[Dataset records]
******

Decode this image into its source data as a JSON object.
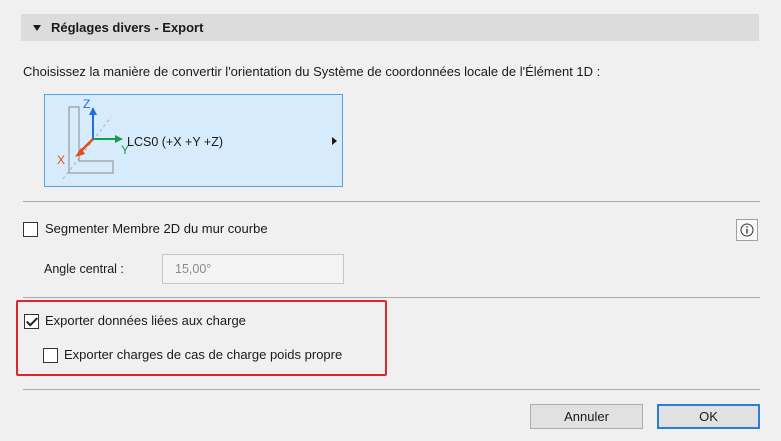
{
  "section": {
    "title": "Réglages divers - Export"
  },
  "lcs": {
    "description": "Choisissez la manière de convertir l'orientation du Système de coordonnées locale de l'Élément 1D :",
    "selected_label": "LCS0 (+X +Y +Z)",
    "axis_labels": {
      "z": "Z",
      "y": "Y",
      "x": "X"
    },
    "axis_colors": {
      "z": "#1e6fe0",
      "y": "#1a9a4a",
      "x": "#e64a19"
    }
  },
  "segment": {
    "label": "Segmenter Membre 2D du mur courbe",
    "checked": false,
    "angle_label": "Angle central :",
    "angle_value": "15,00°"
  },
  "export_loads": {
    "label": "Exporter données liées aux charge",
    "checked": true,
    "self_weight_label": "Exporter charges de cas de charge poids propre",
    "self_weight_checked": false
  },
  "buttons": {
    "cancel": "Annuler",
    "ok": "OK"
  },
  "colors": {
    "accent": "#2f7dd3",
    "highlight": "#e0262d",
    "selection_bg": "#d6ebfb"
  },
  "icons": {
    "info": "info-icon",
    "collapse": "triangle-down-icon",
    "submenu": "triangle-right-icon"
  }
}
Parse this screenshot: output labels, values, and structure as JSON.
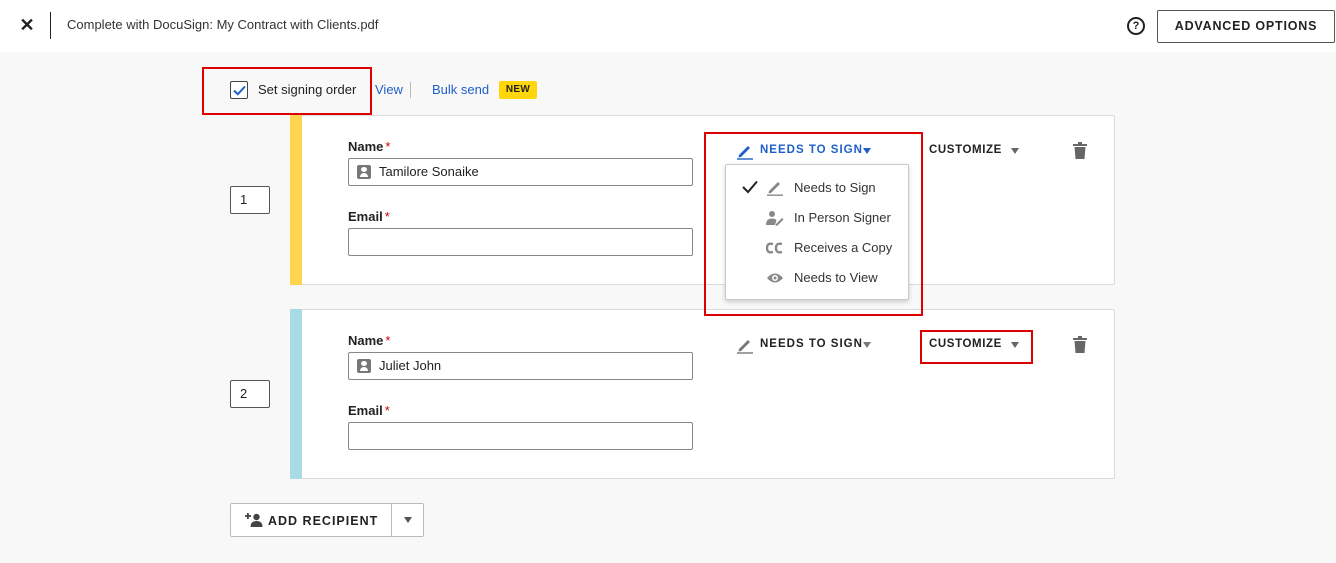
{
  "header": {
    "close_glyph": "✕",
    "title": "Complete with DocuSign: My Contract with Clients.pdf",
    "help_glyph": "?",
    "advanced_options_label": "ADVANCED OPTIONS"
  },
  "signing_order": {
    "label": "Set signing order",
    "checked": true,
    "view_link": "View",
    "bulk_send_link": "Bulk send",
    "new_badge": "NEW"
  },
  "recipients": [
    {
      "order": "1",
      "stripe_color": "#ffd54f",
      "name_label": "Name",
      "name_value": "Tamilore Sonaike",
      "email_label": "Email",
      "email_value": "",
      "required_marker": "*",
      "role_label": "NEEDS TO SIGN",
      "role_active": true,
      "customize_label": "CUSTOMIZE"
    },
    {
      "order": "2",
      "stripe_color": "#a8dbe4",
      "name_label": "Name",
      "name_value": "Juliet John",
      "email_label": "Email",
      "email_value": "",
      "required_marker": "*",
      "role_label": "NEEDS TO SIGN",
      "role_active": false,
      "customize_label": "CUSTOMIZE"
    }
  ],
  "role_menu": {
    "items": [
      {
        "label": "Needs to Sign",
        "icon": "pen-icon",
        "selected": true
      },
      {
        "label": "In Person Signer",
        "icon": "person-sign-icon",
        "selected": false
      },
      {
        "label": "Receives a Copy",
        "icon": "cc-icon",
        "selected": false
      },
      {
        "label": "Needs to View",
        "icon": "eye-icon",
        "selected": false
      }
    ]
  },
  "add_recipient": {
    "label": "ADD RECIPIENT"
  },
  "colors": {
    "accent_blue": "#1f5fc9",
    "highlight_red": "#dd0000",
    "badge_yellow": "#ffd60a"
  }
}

******

▸ TASK PROMPT: Every record above should be written out again without change, except that the pictures are left out.

▸ RESPONSE TO THIS TASK:
Decode this image into its source data as a JSON object.
{
  "section": {
    "title": "Réglages divers - Export"
  },
  "lcs": {
    "description": "Choisissez la manière de convertir l'orientation du Système de coordonnées locale de l'Élément 1D :",
    "selected_label": "LCS0 (+X +Y +Z)",
    "axis_labels": {
      "z": "Z",
      "y": "Y",
      "x": "X"
    },
    "axis_colors": {
      "z": "#1e6fe0",
      "y": "#1a9a4a",
      "x": "#e64a19"
    }
  },
  "segment": {
    "label": "Segmenter Membre 2D du mur courbe",
    "checked": false,
    "angle_label": "Angle central :",
    "angle_value": "15,00°"
  },
  "export_loads": {
    "label": "Exporter données liées aux charge",
    "checked": true,
    "self_weight_label": "Exporter charges de cas de charge poids propre",
    "self_weight_checked": false
  },
  "buttons": {
    "cancel": "Annuler",
    "ok": "OK"
  },
  "colors": {
    "accent": "#2f7dd3",
    "highlight": "#e0262d",
    "selection_bg": "#d6ebfb"
  },
  "icons": {
    "info": "info-icon",
    "collapse": "triangle-down-icon",
    "submenu": "triangle-right-icon"
  }
}
Parse this screenshot: output labels, values, and structure as JSON.
{
  "header": {
    "close_glyph": "✕",
    "title": "Complete with DocuSign: My Contract with Clients.pdf",
    "help_glyph": "?",
    "advanced_options_label": "ADVANCED OPTIONS"
  },
  "signing_order": {
    "label": "Set signing order",
    "checked": true,
    "view_link": "View",
    "bulk_send_link": "Bulk send",
    "new_badge": "NEW"
  },
  "recipients": [
    {
      "order": "1",
      "stripe_color": "#ffd54f",
      "name_label": "Name",
      "name_value": "Tamilore Sonaike",
      "email_label": "Email",
      "email_value": "",
      "required_marker": "*",
      "role_label": "NEEDS TO SIGN",
      "role_active": true,
      "customize_label": "CUSTOMIZE"
    },
    {
      "order": "2",
      "stripe_color": "#a8dbe4",
      "name_label": "Name",
      "name_value": "Juliet John",
      "email_label": "Email",
      "email_value": "",
      "required_marker": "*",
      "role_label": "NEEDS TO SIGN",
      "role_active": false,
      "customize_label": "CUSTOMIZE"
    }
  ],
  "role_menu": {
    "items": [
      {
        "label": "Needs to Sign",
        "icon": "pen-icon",
        "selected": true
      },
      {
        "label": "In Person Signer",
        "icon": "person-sign-icon",
        "selected": false
      },
      {
        "label": "Receives a Copy",
        "icon": "cc-icon",
        "selected": false
      },
      {
        "label": "Needs to View",
        "icon": "eye-icon",
        "selected": false
      }
    ]
  },
  "add_recipient": {
    "label": "ADD RECIPIENT"
  },
  "colors": {
    "accent_blue": "#1f5fc9",
    "highlight_red": "#dd0000",
    "badge_yellow": "#ffd60a"
  }
}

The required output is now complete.